* [What to work on]
Set every line of the items below into a Markdown table with two columns: "n" holding the row number and "Line" holding the line itself. Leave out any blank lines.

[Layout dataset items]
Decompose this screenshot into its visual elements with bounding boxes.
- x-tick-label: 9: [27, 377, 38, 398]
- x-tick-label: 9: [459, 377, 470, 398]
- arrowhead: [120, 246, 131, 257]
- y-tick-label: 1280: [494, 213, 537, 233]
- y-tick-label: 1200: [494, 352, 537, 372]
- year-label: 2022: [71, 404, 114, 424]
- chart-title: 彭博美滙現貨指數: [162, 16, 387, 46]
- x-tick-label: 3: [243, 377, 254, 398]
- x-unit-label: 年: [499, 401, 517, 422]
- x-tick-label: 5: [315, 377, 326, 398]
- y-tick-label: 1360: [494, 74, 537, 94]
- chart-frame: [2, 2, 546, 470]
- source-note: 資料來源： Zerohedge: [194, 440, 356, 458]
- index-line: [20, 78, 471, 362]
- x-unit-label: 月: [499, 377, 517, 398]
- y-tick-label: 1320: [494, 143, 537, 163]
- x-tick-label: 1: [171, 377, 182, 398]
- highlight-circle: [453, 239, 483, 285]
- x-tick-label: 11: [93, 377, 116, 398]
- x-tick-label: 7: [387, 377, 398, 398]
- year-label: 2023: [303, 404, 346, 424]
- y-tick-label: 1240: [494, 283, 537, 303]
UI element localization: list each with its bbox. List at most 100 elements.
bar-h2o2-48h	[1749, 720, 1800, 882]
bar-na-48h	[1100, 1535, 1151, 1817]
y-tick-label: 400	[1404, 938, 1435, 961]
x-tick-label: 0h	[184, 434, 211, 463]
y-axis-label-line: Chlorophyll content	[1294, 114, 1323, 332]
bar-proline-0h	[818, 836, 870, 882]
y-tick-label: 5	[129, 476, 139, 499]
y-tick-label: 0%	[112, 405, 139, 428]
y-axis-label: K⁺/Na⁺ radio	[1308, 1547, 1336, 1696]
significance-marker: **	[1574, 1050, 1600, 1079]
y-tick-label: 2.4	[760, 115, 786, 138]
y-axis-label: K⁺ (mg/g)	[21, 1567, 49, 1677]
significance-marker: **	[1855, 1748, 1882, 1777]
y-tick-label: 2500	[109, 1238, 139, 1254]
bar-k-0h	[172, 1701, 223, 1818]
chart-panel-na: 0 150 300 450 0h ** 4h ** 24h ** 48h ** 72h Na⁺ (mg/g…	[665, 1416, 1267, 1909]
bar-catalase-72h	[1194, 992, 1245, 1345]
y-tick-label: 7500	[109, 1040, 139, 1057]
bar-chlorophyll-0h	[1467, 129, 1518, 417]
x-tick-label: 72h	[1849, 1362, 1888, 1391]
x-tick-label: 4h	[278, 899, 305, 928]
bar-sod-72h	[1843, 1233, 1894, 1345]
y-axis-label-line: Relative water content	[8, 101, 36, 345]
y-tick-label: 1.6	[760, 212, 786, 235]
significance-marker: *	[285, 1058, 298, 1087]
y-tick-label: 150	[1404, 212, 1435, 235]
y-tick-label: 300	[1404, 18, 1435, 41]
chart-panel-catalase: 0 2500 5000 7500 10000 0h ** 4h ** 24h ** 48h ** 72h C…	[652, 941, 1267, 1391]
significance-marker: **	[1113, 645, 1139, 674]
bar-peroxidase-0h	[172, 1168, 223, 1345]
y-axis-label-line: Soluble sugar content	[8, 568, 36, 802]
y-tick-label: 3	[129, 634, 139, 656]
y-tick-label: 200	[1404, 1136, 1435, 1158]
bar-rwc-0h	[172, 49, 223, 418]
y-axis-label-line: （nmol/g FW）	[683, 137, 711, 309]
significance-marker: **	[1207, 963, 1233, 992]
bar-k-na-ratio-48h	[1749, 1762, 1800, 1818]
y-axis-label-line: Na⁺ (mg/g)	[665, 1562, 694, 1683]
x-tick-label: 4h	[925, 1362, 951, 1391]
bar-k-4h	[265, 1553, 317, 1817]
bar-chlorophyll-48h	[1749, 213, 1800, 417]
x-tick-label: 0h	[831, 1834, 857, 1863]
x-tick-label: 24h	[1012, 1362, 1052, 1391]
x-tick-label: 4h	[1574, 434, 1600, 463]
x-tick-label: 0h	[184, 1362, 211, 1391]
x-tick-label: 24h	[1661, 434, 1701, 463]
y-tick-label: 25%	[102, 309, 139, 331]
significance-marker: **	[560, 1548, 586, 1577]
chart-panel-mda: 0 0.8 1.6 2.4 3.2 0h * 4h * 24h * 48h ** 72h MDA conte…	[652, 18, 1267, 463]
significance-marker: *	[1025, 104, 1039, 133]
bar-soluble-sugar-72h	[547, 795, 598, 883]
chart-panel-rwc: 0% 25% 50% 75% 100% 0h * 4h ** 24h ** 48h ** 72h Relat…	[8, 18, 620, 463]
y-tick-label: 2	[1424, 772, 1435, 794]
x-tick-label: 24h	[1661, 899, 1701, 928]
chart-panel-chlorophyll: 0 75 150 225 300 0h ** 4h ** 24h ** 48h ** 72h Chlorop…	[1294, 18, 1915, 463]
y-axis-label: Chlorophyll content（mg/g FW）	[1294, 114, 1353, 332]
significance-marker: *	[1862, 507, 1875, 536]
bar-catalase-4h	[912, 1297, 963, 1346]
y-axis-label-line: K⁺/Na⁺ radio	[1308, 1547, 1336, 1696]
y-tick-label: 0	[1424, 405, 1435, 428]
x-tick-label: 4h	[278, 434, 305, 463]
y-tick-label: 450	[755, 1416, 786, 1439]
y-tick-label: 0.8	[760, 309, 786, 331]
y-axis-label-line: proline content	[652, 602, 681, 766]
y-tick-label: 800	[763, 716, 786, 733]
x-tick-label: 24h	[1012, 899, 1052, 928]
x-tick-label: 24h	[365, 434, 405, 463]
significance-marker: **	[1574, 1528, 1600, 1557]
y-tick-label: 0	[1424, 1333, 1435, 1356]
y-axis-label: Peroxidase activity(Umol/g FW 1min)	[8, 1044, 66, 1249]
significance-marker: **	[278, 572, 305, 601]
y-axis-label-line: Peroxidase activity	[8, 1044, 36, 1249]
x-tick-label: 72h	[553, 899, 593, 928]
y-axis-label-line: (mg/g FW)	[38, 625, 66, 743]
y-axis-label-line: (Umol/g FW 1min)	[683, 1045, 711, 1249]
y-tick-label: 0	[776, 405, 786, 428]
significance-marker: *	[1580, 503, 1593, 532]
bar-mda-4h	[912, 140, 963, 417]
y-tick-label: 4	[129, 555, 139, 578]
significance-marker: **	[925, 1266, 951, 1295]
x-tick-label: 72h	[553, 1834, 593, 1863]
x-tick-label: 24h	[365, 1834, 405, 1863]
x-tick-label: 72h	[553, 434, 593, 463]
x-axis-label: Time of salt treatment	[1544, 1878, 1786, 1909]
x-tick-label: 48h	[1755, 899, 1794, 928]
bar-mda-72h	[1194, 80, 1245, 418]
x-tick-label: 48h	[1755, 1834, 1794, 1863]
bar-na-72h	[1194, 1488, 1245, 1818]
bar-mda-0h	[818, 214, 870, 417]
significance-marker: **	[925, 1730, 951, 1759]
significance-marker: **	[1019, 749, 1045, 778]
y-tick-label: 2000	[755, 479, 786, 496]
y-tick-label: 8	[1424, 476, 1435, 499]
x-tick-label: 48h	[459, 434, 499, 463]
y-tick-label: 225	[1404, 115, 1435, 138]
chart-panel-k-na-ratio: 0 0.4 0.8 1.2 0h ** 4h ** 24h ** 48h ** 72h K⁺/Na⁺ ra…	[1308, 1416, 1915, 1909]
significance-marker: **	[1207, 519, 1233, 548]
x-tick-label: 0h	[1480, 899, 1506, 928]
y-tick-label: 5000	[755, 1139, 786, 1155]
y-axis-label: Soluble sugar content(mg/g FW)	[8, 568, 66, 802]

* [Task solution]
| n | Line |
|---|---|
| 1 | Decompose this screenshot into its visual elements with bounding boxes. |
| 2 | - x-tick-label: 9: [27, 377, 38, 398] |
| 3 | - x-tick-label: 9: [459, 377, 470, 398] |
| 4 | - arrowhead: [120, 246, 131, 257] |
| 5 | - y-tick-label: 1280: [494, 213, 537, 233] |
| 6 | - y-tick-label: 1200: [494, 352, 537, 372] |
| 7 | - year-label: 2022: [71, 404, 114, 424] |
| 8 | - chart-title: 彭博美滙現貨指數: [162, 16, 387, 46] |
| 9 | - x-tick-label: 3: [243, 377, 254, 398] |
| 10 | - x-unit-label: 年: [499, 401, 517, 422] |
| 11 | - x-tick-label: 5: [315, 377, 326, 398] |
| 12 | - y-tick-label: 1360: [494, 74, 537, 94] |
| 13 | - chart-frame: [2, 2, 546, 470] |
| 14 | - source-note: 資料來源： Zerohedge: [194, 440, 356, 458] |
| 15 | - index-line: [20, 78, 471, 362] |
| 16 | - x-unit-label: 月: [499, 377, 517, 398] |
| 17 | - y-tick-label: 1320: [494, 143, 537, 163] |
| 18 | - x-tick-label: 1: [171, 377, 182, 398] |
| 19 | - highlight-circle: [453, 239, 483, 285] |
| 20 | - x-tick-label: 11: [93, 377, 116, 398] |
| 21 | - x-tick-label: 7: [387, 377, 398, 398] |
| 22 | - year-label: 2023: [303, 404, 346, 424] |
| 23 | - y-tick-label: 1240: [494, 283, 537, 303] |
| 24 | UI element localization: list each with its bbox. List at most 100 elements. |
| 25 | bar-h2o2-48h	[1749, 720, 1800, 882] |
| 26 | bar-na-48h	[1100, 1535, 1151, 1817] |
| 27 | y-tick-label: 400	[1404, 938, 1435, 961] |
| 28 | x-tick-label: 0h	[184, 434, 211, 463] |
| 29 | y-axis-label-line: Chlorophyll content	[1294, 114, 1323, 332] |
| 30 | bar-proline-0h	[818, 836, 870, 882] |
| 31 | y-tick-label: 5	[129, 476, 139, 499] |
| 32 | y-tick-label: 0%	[112, 405, 139, 428] |
| 33 | y-axis-label: K⁺/Na⁺ radio	[1308, 1547, 1336, 1696] |
| 34 | significance-marker: **	[1574, 1050, 1600, 1079] |
| 35 | y-tick-label: 2.4	[760, 115, 786, 138] |
| 36 | y-axis-label: K⁺ (mg/g)	[21, 1567, 49, 1677] |
| 37 | significance-marker: **	[1855, 1748, 1882, 1777] |
| 38 | y-tick-label: 2500	[109, 1238, 139, 1254] |
| 39 | bar-k-0h	[172, 1701, 223, 1818] |
| 40 | chart-panel-na: 0 150 300 450 0h ** 4h ** 24h ** 48h ** 72h Na⁺ (mg/g…	[665, 1416, 1267, 1909] |
| 41 | bar-catalase-72h	[1194, 992, 1245, 1345] |
| 42 | y-tick-label: 7500	[109, 1040, 139, 1057] |
| 43 | bar-chlorophyll-0h	[1467, 129, 1518, 417] |
| 44 | x-tick-label: 72h	[1849, 1362, 1888, 1391] |
| 45 | x-tick-label: 4h	[278, 899, 305, 928] |
| 46 | bar-sod-72h	[1843, 1233, 1894, 1345] |
| 47 | y-axis-label-line: Relative water content	[8, 101, 36, 345] |
| 48 | y-tick-label: 1.6	[760, 212, 786, 235] |
| 49 | significance-marker: *	[285, 1058, 298, 1087] |
| 50 | y-tick-label: 150	[1404, 212, 1435, 235] |
| 51 | y-tick-label: 300	[1404, 18, 1435, 41] |
| 52 | chart-panel-catalase: 0 2500 5000 7500 10000 0h ** 4h ** 24h ** 48h ** 72h C…	[652, 941, 1267, 1391] |
| 53 | significance-marker: **	[1113, 645, 1139, 674] |
| 54 | bar-peroxidase-0h	[172, 1168, 223, 1345] |
| 55 | y-axis-label-line: Soluble sugar content	[8, 568, 36, 802] |
| 56 | y-tick-label: 3	[129, 634, 139, 656] |
| 57 | y-tick-label: 200	[1404, 1136, 1435, 1158] |
| 58 | bar-rwc-0h	[172, 49, 223, 418] |
| 59 | y-axis-label-line: （nmol/g FW）	[683, 137, 711, 309] |
| 60 | significance-marker: **	[1207, 963, 1233, 992] |
| 61 | bar-k-na-ratio-48h	[1749, 1762, 1800, 1818] |
| 62 | y-axis-label-line: Na⁺ (mg/g)	[665, 1562, 694, 1683] |
| 63 | x-tick-label: 4h	[925, 1362, 951, 1391] |
| 64 | bar-k-4h	[265, 1553, 317, 1817] |
| 65 | bar-chlorophyll-48h	[1749, 213, 1800, 417] |
| 66 | x-tick-label: 0h	[831, 1834, 857, 1863] |
| 67 | x-tick-label: 24h	[1012, 1362, 1052, 1391] |
| 68 | x-tick-label: 4h	[1574, 434, 1600, 463] |
| 69 | x-tick-label: 0h	[184, 1362, 211, 1391] |
| 70 | x-tick-label: 24h	[1661, 434, 1701, 463] |
| 71 | y-tick-label: 25%	[102, 309, 139, 331] |
| 72 | significance-marker: **	[560, 1548, 586, 1577] |
| 73 | chart-panel-mda: 0 0.8 1.6 2.4 3.2 0h * 4h * 24h * 48h ** 72h MDA conte…	[652, 18, 1267, 463] |
| 74 | significance-marker: *	[1025, 104, 1039, 133] |
| 75 | bar-soluble-sugar-72h	[547, 795, 598, 883] |
| 76 | chart-panel-rwc: 0% 25% 50% 75% 100% 0h * 4h ** 24h ** 48h ** 72h Relat…	[8, 18, 620, 463] |
| 77 | y-tick-label: 2	[1424, 772, 1435, 794] |
| 78 | x-tick-label: 24h	[1661, 899, 1701, 928] |
| 79 | chart-panel-chlorophyll: 0 75 150 225 300 0h ** 4h ** 24h ** 48h ** 72h Chlorop…	[1294, 18, 1915, 463] |
| 80 | y-axis-label: Chlorophyll content（mg/g FW）	[1294, 114, 1353, 332] |
| 81 | significance-marker: *	[1862, 507, 1875, 536] |
| 82 | bar-catalase-4h	[912, 1297, 963, 1346] |
| 83 | y-axis-label-line: K⁺/Na⁺ radio	[1308, 1547, 1336, 1696] |
| 84 | y-tick-label: 0	[1424, 405, 1435, 428] |
| 85 | x-tick-label: 4h	[278, 434, 305, 463] |
| 86 | y-tick-label: 450	[755, 1416, 786, 1439] |
| 87 | y-tick-label: 0.8	[760, 309, 786, 331] |
| 88 | y-axis-label-line: proline content	[652, 602, 681, 766] |
| 89 | y-tick-label: 800	[763, 716, 786, 733] |
| 90 | x-tick-label: 24h	[1012, 899, 1052, 928] |
| 91 | x-tick-label: 24h	[365, 434, 405, 463] |
| 92 | significance-marker: **	[1574, 1528, 1600, 1557] |
| 93 | y-tick-label: 0	[1424, 1333, 1435, 1356] |
| 94 | y-axis-label: Peroxidase activity(Umol/g FW 1min)	[8, 1044, 66, 1249] |
| 95 | significance-marker: **	[278, 572, 305, 601] |
| 96 | y-axis-label-line: Peroxidase activity	[8, 1044, 36, 1249] |
| 97 | x-tick-label: 72h	[553, 899, 593, 928] |
| 98 | y-axis-label-line: (mg/g FW)	[38, 625, 66, 743] |
| 99 | y-axis-label-line: (Umol/g FW 1min)	[683, 1045, 711, 1249] |
| 100 | y-tick-label: 0	[776, 405, 786, 428] |
| 101 | significance-marker: *	[1580, 503, 1593, 532] |
| 102 | bar-mda-4h	[912, 140, 963, 417] |
| 103 | y-tick-label: 4	[129, 555, 139, 578] |
| 104 | significance-marker: **	[925, 1266, 951, 1295] |
| 105 | x-tick-label: 72h	[553, 1834, 593, 1863] |
| 106 | x-tick-label: 24h	[365, 1834, 405, 1863] |
| 107 | x-tick-label: 72h	[553, 434, 593, 463] |
| 108 | x-axis-label: Time of salt treatment	[1544, 1878, 1786, 1909] |
| 109 | x-tick-label: 48h	[1755, 899, 1794, 928] |
| 110 | bar-mda-72h	[1194, 80, 1245, 418] |
| 111 | x-tick-label: 48h	[1755, 1834, 1794, 1863] |
| 112 | bar-na-72h	[1194, 1488, 1245, 1818] |
| 113 | bar-mda-0h	[818, 214, 870, 417] |
| 114 | significance-marker: **	[925, 1730, 951, 1759] |
| 115 | significance-marker: **	[1019, 749, 1045, 778] |
| 116 | y-tick-label: 2000	[755, 479, 786, 496] |
| 117 | y-tick-label: 8	[1424, 476, 1435, 499] |
| 118 | x-tick-label: 48h	[459, 434, 499, 463] |
| 119 | y-tick-label: 225	[1404, 115, 1435, 138] |
| 120 | chart-panel-k-na-ratio: 0 0.4 0.8 1.2 0h ** 4h ** 24h ** 48h ** 72h K⁺/Na⁺ ra…	[1308, 1416, 1915, 1909] |
| 121 | significance-marker: **	[1207, 519, 1233, 548] |
| 122 | x-tick-label: 0h	[1480, 899, 1506, 928] |
| 123 | y-tick-label: 5000	[755, 1139, 786, 1155] |
| 124 | y-axis-label: Soluble sugar content(mg/g FW)	[8, 568, 66, 802] |